■ RAW DATA:
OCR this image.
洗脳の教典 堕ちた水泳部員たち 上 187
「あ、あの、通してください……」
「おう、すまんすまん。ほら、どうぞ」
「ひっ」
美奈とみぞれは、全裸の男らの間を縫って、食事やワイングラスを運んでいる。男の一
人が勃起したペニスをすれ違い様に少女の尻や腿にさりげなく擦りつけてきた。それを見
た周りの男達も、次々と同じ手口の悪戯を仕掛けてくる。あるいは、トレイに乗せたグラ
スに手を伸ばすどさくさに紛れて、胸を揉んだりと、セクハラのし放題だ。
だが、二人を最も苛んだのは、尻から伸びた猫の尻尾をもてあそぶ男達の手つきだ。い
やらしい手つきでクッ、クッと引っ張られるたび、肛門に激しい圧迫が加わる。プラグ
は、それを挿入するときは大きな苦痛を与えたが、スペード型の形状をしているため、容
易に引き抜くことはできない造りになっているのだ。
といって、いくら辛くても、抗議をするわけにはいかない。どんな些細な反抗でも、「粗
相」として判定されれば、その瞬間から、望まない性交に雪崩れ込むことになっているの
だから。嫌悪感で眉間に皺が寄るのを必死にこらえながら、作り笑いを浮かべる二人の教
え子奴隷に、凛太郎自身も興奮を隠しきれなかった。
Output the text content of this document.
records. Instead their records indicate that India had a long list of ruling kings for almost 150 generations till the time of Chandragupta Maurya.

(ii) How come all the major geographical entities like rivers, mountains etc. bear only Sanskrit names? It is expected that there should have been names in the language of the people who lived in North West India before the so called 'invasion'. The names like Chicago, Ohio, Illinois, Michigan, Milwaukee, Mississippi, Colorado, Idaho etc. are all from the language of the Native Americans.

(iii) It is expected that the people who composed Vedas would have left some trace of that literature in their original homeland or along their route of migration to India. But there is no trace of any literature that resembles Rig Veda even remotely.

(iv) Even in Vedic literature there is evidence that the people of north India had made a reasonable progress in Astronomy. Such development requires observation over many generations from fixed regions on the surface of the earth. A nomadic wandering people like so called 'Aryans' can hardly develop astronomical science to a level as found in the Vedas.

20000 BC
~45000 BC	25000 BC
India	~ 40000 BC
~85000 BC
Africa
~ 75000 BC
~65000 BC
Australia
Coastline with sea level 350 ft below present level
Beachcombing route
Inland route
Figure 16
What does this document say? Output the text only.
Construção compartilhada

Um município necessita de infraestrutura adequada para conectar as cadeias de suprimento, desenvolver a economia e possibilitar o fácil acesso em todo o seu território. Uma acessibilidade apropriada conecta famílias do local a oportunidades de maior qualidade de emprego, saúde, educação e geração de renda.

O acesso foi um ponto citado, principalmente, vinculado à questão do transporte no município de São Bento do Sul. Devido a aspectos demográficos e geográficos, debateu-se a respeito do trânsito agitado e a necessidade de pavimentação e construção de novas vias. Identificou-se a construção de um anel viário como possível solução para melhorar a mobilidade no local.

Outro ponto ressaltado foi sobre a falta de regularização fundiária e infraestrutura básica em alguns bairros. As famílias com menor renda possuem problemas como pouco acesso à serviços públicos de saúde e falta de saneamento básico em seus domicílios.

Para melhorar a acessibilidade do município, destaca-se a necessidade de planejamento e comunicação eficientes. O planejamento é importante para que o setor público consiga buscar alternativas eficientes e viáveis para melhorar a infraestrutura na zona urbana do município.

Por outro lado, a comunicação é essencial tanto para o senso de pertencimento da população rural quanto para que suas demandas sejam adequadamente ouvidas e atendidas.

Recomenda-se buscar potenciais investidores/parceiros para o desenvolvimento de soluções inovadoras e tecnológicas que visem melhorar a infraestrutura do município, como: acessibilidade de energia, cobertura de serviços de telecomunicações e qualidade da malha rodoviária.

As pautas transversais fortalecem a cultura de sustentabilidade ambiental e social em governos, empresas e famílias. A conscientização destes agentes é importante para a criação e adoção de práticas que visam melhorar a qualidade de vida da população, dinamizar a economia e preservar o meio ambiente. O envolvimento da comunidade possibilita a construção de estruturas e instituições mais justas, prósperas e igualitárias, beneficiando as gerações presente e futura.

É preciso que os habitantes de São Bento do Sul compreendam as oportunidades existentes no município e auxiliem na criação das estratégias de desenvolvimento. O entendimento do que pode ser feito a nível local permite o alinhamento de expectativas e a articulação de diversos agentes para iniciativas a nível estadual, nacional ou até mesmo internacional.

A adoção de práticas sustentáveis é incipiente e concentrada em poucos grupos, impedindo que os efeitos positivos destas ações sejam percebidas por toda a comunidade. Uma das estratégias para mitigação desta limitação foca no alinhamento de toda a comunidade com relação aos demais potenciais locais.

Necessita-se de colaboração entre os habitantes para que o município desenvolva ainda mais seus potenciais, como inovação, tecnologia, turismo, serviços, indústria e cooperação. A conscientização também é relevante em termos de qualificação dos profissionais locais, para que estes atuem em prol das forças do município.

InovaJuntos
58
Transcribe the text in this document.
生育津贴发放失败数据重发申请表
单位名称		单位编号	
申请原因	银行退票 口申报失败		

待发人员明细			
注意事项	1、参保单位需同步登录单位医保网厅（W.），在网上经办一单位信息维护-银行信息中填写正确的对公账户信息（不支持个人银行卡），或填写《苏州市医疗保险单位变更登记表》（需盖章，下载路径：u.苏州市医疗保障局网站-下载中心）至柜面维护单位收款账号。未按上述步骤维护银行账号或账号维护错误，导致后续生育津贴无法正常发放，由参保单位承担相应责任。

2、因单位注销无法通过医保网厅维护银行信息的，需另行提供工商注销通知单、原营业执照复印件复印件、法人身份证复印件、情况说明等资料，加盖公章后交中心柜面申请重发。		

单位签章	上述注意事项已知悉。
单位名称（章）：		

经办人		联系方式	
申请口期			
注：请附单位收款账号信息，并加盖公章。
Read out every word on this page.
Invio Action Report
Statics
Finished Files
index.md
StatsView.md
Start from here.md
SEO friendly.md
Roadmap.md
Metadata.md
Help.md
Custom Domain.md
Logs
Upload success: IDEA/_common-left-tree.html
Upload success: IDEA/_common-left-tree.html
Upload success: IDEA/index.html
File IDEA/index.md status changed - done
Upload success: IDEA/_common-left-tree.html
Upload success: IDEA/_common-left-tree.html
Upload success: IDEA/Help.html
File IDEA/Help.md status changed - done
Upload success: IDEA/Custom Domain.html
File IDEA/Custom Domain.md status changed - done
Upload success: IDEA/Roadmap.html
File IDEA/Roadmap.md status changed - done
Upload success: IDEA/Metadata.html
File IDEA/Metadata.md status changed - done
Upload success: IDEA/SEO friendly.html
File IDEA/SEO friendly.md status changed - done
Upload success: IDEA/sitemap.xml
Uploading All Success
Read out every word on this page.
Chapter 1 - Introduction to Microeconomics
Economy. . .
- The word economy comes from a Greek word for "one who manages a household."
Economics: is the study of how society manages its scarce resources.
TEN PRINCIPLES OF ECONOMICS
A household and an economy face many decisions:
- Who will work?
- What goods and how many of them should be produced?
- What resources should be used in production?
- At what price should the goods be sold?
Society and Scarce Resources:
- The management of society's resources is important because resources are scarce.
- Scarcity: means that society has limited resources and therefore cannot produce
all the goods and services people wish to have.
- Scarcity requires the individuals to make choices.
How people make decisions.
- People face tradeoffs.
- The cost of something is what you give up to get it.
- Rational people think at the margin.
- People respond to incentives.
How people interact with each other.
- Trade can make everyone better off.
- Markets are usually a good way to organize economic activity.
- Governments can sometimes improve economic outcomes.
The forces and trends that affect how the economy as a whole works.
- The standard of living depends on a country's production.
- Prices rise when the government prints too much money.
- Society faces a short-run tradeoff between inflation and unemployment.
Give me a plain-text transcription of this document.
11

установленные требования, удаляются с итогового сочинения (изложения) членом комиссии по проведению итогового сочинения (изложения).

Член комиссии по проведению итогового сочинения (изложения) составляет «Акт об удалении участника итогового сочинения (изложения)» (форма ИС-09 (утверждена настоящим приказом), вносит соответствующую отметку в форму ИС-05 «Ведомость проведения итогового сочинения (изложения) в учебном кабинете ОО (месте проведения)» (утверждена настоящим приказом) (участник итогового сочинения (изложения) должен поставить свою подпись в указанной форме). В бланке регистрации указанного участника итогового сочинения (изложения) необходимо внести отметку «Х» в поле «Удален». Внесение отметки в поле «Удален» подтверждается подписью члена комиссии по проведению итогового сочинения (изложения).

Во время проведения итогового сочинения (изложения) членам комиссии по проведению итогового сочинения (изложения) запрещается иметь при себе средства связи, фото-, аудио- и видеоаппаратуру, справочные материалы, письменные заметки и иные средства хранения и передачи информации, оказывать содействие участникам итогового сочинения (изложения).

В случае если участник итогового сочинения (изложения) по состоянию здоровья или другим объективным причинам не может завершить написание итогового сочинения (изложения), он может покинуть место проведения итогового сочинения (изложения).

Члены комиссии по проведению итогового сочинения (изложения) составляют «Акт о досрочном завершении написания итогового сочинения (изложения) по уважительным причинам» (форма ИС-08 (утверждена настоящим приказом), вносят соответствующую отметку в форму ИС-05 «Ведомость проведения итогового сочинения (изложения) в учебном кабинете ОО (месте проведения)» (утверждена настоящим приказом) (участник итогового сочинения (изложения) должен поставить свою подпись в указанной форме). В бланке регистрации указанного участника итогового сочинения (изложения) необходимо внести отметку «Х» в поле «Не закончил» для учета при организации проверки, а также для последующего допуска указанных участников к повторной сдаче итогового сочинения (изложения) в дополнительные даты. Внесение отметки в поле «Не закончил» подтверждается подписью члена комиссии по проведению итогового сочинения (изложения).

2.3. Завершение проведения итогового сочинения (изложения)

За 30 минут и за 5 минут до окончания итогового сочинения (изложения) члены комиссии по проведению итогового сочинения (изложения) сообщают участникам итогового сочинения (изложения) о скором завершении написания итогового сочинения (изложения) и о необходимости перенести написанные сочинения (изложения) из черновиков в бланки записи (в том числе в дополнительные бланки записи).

■ WORK TO BE COMPLETED: Copy every line of the data that holds the string "Custom".

■ SOLVED PROBLEM:
Custom Domain.md
Upload success: IDEA/Custom Domain.html
File IDEA/Custom Domain.md status changed - done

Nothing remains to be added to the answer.